:: Records supplied ::
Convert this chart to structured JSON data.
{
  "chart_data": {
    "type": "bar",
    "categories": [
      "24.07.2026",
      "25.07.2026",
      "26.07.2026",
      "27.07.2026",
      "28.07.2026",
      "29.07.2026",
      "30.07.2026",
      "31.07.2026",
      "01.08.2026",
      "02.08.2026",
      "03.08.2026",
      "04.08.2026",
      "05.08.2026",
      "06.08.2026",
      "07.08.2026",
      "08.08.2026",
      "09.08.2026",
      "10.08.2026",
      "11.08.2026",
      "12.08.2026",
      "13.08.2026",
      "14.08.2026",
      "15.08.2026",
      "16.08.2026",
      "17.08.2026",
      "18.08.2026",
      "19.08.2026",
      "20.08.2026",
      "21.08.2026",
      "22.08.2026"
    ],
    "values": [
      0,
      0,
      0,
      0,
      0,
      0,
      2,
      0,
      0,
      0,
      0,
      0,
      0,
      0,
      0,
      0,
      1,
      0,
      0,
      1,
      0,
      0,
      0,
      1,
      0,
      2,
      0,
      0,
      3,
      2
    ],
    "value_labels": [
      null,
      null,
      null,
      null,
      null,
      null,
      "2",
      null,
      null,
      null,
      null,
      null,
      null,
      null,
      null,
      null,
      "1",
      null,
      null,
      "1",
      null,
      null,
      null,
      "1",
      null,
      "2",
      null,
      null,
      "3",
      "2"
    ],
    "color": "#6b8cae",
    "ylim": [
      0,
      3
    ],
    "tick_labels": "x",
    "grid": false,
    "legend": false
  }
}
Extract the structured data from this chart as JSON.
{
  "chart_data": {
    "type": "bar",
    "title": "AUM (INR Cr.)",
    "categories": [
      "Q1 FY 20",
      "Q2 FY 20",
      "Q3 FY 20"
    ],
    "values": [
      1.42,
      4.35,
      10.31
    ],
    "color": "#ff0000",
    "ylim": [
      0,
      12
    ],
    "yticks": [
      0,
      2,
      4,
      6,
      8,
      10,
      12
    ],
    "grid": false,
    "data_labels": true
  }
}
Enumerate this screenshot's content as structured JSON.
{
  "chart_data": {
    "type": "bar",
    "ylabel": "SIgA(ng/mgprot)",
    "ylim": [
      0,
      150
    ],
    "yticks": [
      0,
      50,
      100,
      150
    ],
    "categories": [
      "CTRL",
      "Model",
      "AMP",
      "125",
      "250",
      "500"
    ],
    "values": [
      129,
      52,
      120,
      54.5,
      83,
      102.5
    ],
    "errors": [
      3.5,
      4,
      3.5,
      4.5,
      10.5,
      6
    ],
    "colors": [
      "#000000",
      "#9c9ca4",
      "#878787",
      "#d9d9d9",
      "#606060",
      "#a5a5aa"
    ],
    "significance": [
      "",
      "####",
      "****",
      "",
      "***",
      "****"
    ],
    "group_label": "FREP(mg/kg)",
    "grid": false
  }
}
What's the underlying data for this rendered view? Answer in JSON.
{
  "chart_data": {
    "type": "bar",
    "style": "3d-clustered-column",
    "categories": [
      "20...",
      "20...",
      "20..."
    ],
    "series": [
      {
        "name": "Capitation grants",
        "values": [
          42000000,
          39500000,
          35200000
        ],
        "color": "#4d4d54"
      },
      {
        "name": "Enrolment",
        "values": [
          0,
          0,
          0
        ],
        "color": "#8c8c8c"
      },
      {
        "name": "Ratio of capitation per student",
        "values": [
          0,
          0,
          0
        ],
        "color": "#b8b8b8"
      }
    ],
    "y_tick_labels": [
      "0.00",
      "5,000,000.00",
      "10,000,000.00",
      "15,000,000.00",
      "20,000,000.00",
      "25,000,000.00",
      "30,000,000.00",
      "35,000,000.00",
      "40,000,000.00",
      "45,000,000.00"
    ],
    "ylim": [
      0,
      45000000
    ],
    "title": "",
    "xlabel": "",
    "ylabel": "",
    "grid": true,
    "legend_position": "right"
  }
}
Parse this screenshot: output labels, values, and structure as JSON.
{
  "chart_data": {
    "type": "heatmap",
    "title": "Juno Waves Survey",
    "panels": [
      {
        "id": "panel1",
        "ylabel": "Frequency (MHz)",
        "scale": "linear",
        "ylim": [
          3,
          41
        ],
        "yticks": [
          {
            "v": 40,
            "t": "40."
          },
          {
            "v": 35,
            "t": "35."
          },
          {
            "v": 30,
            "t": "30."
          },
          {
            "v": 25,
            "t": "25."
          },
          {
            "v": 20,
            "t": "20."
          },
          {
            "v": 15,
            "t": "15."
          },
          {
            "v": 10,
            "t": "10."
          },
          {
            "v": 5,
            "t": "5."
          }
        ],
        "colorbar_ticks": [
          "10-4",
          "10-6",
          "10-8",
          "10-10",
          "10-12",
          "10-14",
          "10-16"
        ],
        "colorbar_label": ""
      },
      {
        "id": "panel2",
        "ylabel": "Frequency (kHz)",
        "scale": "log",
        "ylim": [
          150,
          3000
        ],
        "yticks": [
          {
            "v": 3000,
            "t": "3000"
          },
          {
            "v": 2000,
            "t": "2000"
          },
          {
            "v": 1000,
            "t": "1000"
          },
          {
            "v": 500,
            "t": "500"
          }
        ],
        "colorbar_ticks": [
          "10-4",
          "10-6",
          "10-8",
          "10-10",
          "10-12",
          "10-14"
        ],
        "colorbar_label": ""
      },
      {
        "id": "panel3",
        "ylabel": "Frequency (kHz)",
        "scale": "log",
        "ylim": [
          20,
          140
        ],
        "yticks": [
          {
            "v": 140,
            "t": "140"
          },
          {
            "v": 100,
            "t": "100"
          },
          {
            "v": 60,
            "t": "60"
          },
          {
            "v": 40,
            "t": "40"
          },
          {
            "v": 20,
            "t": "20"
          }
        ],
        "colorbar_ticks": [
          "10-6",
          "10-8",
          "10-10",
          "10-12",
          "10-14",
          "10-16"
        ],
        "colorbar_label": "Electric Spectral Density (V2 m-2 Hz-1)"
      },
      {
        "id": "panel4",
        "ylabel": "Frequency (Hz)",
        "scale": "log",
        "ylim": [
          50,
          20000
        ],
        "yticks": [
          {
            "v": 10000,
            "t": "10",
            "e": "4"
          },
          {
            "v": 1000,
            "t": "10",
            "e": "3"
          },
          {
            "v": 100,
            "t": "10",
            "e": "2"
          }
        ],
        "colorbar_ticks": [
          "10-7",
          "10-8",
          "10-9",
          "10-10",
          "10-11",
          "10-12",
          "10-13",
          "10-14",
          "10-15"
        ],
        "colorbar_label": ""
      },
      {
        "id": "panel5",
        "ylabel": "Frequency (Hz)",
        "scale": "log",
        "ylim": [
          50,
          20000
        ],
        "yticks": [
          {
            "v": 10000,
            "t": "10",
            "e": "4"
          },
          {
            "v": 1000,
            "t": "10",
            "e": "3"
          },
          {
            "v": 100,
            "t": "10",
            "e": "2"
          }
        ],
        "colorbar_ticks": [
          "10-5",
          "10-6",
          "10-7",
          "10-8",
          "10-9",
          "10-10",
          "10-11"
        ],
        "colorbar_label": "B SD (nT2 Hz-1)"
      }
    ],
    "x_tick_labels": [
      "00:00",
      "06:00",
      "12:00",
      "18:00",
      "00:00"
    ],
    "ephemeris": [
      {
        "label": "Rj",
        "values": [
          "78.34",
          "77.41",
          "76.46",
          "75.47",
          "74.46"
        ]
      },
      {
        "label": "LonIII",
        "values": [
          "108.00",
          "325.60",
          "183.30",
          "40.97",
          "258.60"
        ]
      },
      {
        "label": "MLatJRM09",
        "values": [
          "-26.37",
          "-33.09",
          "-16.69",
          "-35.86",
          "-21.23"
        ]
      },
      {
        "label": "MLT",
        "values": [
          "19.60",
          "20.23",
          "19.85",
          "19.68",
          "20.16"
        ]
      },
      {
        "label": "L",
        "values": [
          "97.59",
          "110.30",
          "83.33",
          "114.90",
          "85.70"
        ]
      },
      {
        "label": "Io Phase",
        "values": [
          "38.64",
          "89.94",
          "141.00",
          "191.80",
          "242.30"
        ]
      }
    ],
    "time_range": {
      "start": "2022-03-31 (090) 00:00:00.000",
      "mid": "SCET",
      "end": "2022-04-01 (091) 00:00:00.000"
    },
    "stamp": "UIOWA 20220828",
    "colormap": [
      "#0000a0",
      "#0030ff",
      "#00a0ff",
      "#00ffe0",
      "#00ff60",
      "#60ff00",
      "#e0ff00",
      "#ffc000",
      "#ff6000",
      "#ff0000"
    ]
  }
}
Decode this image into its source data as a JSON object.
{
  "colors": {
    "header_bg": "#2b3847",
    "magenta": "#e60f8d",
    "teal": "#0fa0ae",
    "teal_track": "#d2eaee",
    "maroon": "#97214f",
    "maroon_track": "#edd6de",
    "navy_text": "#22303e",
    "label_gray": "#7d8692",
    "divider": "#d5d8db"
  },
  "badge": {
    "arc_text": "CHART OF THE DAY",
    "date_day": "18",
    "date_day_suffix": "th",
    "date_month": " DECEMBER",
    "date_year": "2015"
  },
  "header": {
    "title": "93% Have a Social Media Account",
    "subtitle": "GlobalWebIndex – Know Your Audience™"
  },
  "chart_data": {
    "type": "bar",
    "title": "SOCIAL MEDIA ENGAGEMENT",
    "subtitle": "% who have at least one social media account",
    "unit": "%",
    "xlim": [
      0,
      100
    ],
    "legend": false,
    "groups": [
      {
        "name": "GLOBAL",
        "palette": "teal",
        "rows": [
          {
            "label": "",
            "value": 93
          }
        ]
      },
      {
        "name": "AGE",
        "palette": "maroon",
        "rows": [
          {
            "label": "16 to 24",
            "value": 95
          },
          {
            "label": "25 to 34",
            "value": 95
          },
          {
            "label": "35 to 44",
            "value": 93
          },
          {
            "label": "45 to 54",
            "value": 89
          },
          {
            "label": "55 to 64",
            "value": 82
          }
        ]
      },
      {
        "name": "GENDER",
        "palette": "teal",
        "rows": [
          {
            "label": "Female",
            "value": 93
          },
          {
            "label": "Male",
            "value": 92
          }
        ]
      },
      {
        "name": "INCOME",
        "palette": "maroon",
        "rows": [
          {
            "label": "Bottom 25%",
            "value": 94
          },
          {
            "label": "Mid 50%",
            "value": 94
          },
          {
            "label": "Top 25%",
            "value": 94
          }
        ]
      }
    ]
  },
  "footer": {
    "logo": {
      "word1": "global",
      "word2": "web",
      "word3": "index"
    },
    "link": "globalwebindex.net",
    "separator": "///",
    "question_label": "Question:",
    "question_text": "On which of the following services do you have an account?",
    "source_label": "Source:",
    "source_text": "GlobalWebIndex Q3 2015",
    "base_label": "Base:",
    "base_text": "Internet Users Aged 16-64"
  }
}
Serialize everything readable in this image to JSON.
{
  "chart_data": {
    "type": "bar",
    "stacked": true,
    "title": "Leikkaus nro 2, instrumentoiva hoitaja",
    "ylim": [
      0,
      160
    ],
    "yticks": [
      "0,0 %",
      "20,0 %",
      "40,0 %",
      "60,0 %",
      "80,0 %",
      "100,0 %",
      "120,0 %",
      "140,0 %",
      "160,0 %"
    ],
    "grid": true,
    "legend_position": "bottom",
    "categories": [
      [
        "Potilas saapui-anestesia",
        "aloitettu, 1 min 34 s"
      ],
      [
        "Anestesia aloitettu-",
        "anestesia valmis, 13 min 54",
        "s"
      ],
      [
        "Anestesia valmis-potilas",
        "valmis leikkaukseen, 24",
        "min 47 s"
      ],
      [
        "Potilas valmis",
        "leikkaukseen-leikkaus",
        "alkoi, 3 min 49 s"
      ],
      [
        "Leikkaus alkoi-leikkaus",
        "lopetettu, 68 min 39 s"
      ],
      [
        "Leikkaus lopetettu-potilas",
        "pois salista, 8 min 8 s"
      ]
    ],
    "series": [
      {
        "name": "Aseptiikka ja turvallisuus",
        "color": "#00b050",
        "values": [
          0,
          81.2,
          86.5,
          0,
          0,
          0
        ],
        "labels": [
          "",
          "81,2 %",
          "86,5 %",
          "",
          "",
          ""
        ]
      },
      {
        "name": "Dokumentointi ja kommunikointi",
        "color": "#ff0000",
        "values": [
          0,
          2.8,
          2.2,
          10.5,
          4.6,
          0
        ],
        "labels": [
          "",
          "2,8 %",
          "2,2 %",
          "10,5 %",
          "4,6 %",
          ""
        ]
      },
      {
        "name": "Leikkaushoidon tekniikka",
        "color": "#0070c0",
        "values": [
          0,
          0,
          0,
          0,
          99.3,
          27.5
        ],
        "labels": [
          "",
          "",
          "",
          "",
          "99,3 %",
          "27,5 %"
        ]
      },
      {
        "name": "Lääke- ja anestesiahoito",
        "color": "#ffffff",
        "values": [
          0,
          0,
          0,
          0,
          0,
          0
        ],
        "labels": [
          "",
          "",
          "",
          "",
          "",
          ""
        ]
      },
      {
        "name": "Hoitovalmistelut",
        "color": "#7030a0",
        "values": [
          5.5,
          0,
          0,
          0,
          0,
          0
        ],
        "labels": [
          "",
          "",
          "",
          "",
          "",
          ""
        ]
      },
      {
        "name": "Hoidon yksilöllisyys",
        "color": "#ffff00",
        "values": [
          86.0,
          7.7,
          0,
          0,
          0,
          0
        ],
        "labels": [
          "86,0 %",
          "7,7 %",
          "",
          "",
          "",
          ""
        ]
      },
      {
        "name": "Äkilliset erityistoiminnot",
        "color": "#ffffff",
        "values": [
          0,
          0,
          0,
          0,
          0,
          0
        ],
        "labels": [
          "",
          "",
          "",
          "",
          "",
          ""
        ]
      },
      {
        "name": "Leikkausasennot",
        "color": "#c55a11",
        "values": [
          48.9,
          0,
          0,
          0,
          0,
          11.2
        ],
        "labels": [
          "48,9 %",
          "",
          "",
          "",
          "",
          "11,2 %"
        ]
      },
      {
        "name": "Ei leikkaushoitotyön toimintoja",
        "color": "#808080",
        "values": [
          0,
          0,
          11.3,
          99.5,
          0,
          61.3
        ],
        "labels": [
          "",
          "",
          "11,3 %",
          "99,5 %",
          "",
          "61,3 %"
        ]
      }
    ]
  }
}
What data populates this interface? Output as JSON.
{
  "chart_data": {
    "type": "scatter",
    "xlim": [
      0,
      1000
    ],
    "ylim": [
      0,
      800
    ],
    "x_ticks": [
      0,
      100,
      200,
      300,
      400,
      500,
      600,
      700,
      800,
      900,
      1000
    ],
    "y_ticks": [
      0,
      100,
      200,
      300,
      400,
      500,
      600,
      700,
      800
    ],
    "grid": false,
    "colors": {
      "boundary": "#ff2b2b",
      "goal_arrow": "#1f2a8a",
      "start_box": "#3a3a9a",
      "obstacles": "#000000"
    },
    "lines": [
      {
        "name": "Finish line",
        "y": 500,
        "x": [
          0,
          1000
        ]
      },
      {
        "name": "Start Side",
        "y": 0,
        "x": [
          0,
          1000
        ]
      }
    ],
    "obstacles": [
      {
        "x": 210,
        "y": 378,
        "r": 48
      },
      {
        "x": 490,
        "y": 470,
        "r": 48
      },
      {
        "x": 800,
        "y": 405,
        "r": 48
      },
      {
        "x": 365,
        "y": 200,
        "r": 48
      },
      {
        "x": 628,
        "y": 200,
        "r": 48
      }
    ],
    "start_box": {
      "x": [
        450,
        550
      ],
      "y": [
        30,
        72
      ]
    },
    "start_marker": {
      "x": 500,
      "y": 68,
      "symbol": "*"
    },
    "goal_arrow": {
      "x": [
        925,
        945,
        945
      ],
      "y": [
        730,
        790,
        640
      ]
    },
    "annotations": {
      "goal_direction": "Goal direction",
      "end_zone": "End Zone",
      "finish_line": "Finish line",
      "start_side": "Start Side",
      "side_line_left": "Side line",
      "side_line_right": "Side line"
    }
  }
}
:::
## Prompt
From the material above, copy each line that includes the word "this".

## The response
Convert this chart to structured JSON data.
Extract the structured data from this chart as JSON.
Enumerate this screenshot's content as structured JSON.
What's the underlying data for this rendered view? Answer in JSON.
Parse this screenshot: output labels, values, and structure as JSON.
Decode this image into its source data as a JSON object.
Serialize everything readable in this image to JSON.
What data populates this interface? Output as JSON.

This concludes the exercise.